◆ The problem
Please reproduce every record, keeping each one exactly as written.

>> START Dataset extract

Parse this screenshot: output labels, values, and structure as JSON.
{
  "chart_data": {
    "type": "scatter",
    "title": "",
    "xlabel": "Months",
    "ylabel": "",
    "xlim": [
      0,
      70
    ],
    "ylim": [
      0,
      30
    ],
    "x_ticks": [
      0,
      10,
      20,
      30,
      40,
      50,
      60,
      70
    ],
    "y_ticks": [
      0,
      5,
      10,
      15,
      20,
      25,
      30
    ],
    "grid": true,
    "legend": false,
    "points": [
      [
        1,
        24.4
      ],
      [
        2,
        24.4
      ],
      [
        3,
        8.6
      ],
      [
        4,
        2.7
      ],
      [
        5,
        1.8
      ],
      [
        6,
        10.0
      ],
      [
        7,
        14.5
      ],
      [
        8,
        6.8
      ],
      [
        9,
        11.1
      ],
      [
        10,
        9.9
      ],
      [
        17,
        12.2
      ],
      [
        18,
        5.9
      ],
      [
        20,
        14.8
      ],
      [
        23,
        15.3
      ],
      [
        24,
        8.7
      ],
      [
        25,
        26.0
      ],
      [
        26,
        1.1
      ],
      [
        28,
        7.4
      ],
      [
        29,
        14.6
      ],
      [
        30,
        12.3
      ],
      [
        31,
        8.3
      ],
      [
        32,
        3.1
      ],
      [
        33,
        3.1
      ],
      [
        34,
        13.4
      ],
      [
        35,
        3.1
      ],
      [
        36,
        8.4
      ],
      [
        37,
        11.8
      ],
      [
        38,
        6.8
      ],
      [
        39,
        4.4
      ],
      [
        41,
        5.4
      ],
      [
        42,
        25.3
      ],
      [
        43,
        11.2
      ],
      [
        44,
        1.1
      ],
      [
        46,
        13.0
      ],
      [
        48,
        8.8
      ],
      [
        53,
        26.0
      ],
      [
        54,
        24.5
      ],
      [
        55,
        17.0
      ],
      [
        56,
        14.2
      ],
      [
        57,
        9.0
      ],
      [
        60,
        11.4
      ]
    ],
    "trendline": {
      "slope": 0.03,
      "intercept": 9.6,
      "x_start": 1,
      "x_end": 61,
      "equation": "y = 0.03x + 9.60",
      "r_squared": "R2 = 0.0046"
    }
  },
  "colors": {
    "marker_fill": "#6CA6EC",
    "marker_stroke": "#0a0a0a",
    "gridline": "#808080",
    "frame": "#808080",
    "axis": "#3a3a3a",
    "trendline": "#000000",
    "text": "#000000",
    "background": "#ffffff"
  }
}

>> END Dataset extract

◆ Written answer
Parse this screenshot: output labels, values, and structure as JSON.
{
  "chart_data": {
    "type": "scatter",
    "title": "",
    "xlabel": "Months",
    "ylabel": "",
    "xlim": [
      0,
      70
    ],
    "ylim": [
      0,
      30
    ],
    "x_ticks": [
      0,
      10,
      20,
      30,
      40,
      50,
      60,
      70
    ],
    "y_ticks": [
      0,
      5,
      10,
      15,
      20,
      25,
      30
    ],
    "grid": true,
    "legend": false,
    "points": [
      [
        1,
        24.4
      ],
      [
        2,
        24.4
      ],
      [
        3,
        8.6
      ],
      [
        4,
        2.7
      ],
      [
        5,
        1.8
      ],
      [
        6,
        10.0
      ],
      [
        7,
        14.5
      ],
      [
        8,
        6.8
      ],
      [
        9,
        11.1
      ],
      [
        10,
        9.9
      ],
      [
        17,
        12.2
      ],
      [
        18,
        5.9
      ],
      [
        20,
        14.8
      ],
      [
        23,
        15.3
      ],
      [
        24,
        8.7
      ],
      [
        25,
        26.0
      ],
      [
        26,
        1.1
      ],
      [
        28,
        7.4
      ],
      [
        29,
        14.6
      ],
      [
        30,
        12.3
      ],
      [
        31,
        8.3
      ],
      [
        32,
        3.1
      ],
      [
        33,
        3.1
      ],
      [
        34,
        13.4
      ],
      [
        35,
        3.1
      ],
      [
        36,
        8.4
      ],
      [
        37,
        11.8
      ],
      [
        38,
        6.8
      ],
      [
        39,
        4.4
      ],
      [
        41,
        5.4
      ],
      [
        42,
        25.3
      ],
      [
        43,
        11.2
      ],
      [
        44,
        1.1
      ],
      [
        46,
        13.0
      ],
      [
        48,
        8.8
      ],
      [
        53,
        26.0
      ],
      [
        54,
        24.5
      ],
      [
        55,
        17.0
      ],
      [
        56,
        14.2
      ],
      [
        57,
        9.0
      ],
      [
        60,
        11.4
      ]
    ],
    "trendline": {
      "slope": 0.03,
      "intercept": 9.6,
      "x_start": 1,
      "x_end": 61,
      "equation": "y = 0.03x + 9.60",
      "r_squared": "R2 = 0.0046"
    }
  },
  "colors": {
    "marker_fill": "#6CA6EC",
    "marker_stroke": "#0a0a0a",
    "gridline": "#808080",
    "frame": "#808080",
    "axis": "#3a3a3a",
    "trendline": "#000000",
    "text": "#000000",
    "background": "#ffffff"
  }
}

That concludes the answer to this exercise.